Provided data start

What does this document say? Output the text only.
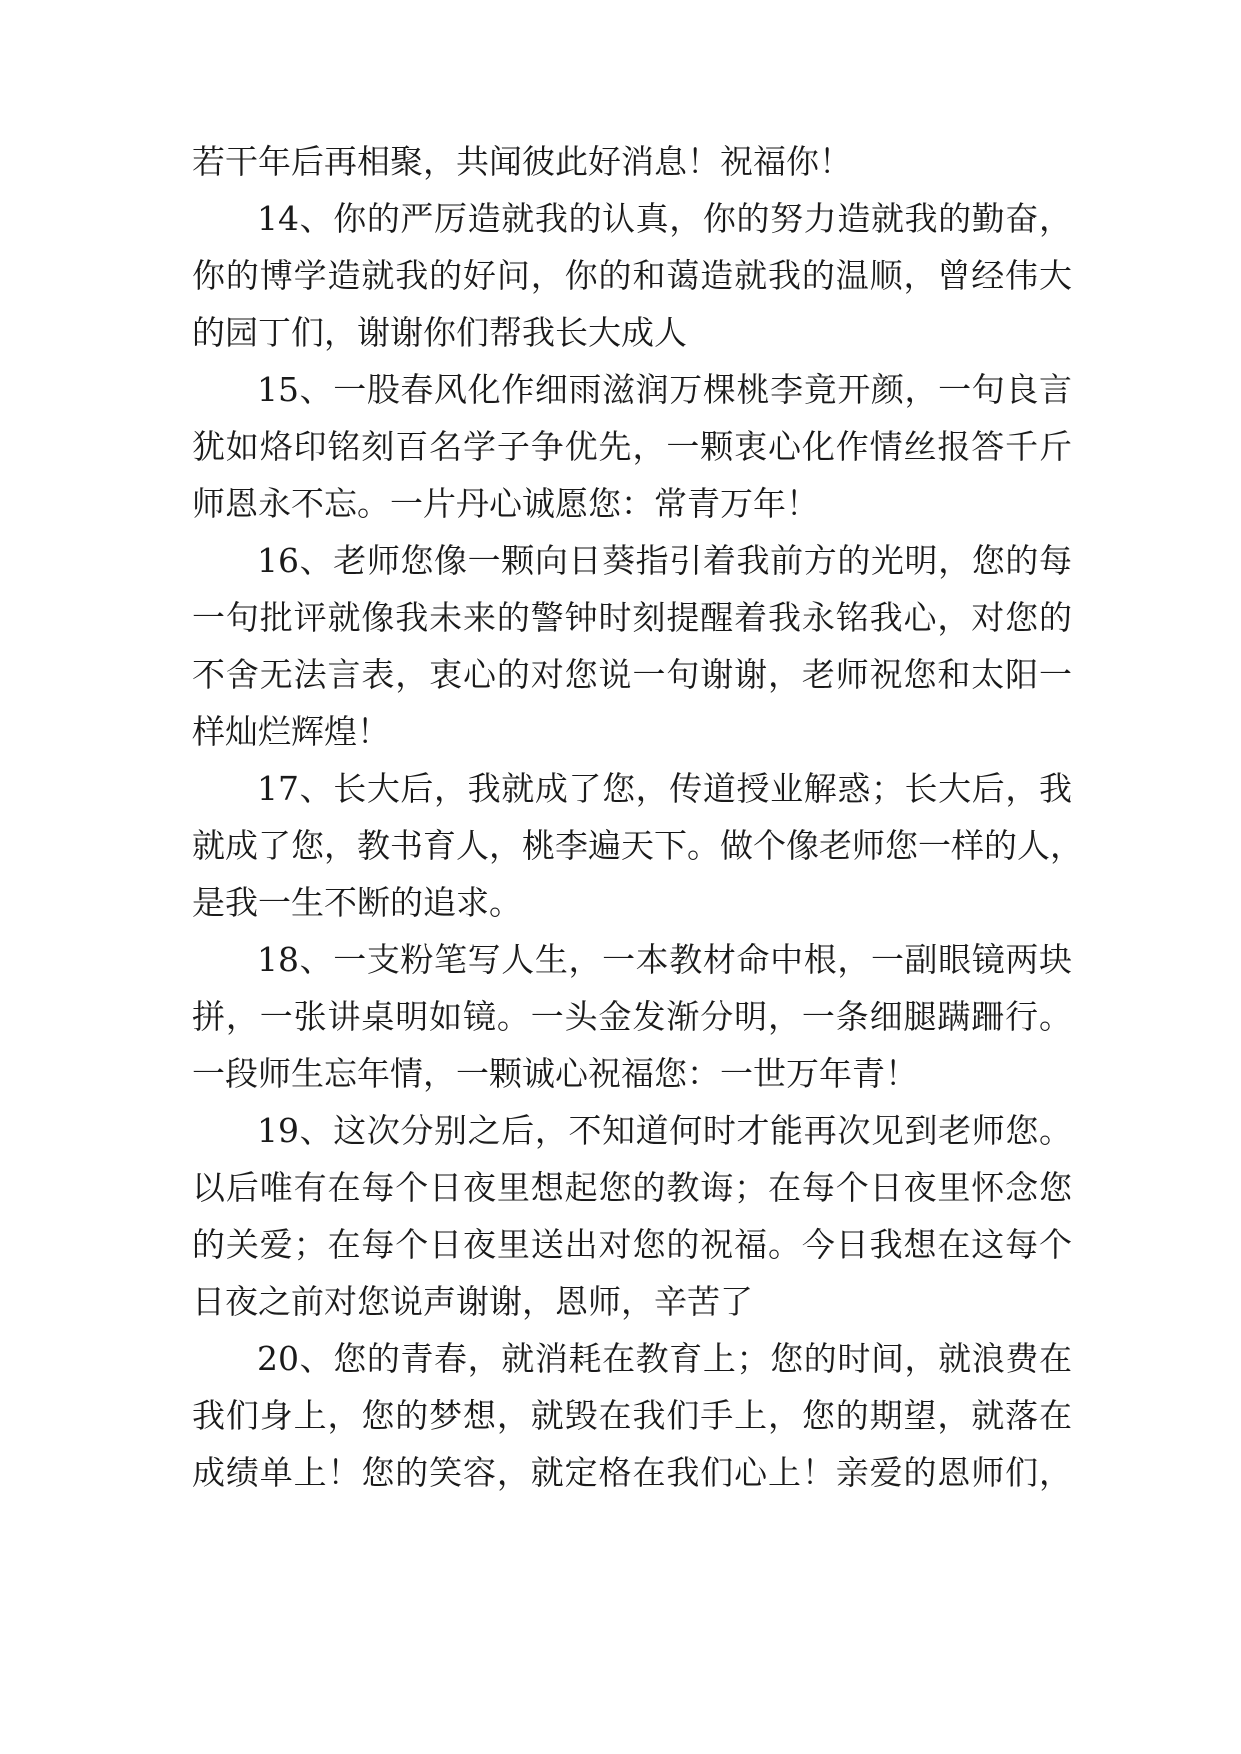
若干年后再相聚，共闻彼此好消息！祝福你！
14、你的严厉造就我的认真，你的努力造就我的勤奋，
你的博学造就我的好问，你的和蔼造就我的温顺，曾经伟大
的园丁们，谢谢你们帮我长大成人
15、一股春风化作细雨滋润万棵桃李竟开颜，一句良言
犹如烙印铭刻百名学子争优先，一颗衷心化作情丝报答千斤
师恩永不忘。一片丹心诚愿您：常青万年！
16、老师您像一颗向日葵指引着我前方的光明，您的每
一句批评就像我未来的警钟时刻提醒着我永铭我心，对您的
不舍无法言表，衷心的对您说一句谢谢，老师祝您和太阳一
样灿烂辉煌！
17、长大后，我就成了您，传道授业解惑；长大后，我
就成了您，教书育人，桃李遍天下。做个像老师您一样的人，
是我一生不断的追求。
18、一支粉笔写人生，一本教材命中根，一副眼镜两块
拼，一张讲桌明如镜。一头金发渐分明，一条细腿蹒跚行。
一段师生忘年情，一颗诚心祝福您：一世万年青！
19、这次分别之后，不知道何时才能再次见到老师您。
以后唯有在每个日夜里想起您的教诲；在每个日夜里怀念您
的关爱；在每个日夜里送出对您的祝福。今日我想在这每个
日夜之前对您说声谢谢，恩师，辛苦了
20、您的青春，就消耗在教育上；您的时间，就浪费在
我们身上，您的梦想，就毁在我们手上，您的期望，就落在
成绩单上！您的笑容，就定格在我们心上！亲爱的恩师们，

Provided data end

## Task to complete
Pictures in the records above should not be copied. Repeat everything else exactly.

## Finished task
What does this document say? Output the text only.
若干年后再相聚，共闻彼此好消息！祝福你！
14、你的严厉造就我的认真，你的努力造就我的勤奋，
你的博学造就我的好问，你的和蔼造就我的温顺，曾经伟大
的园丁们，谢谢你们帮我长大成人
15、一股春风化作细雨滋润万棵桃李竟开颜，一句良言
犹如烙印铭刻百名学子争优先，一颗衷心化作情丝报答千斤
师恩永不忘。一片丹心诚愿您：常青万年！
16、老师您像一颗向日葵指引着我前方的光明，您的每
一句批评就像我未来的警钟时刻提醒着我永铭我心，对您的
不舍无法言表，衷心的对您说一句谢谢，老师祝您和太阳一
样灿烂辉煌！
17、长大后，我就成了您，传道授业解惑；长大后，我
就成了您，教书育人，桃李遍天下。做个像老师您一样的人，
是我一生不断的追求。
18、一支粉笔写人生，一本教材命中根，一副眼镜两块
拼，一张讲桌明如镜。一头金发渐分明，一条细腿蹒跚行。
一段师生忘年情，一颗诚心祝福您：一世万年青！
19、这次分别之后，不知道何时才能再次见到老师您。
以后唯有在每个日夜里想起您的教诲；在每个日夜里怀念您
的关爱；在每个日夜里送出对您的祝福。今日我想在这每个
日夜之前对您说声谢谢，恩师，辛苦了
20、您的青春，就消耗在教育上；您的时间，就浪费在
我们身上，您的梦想，就毁在我们手上，您的期望，就落在
成绩单上！您的笑容，就定格在我们心上！亲爱的恩师们，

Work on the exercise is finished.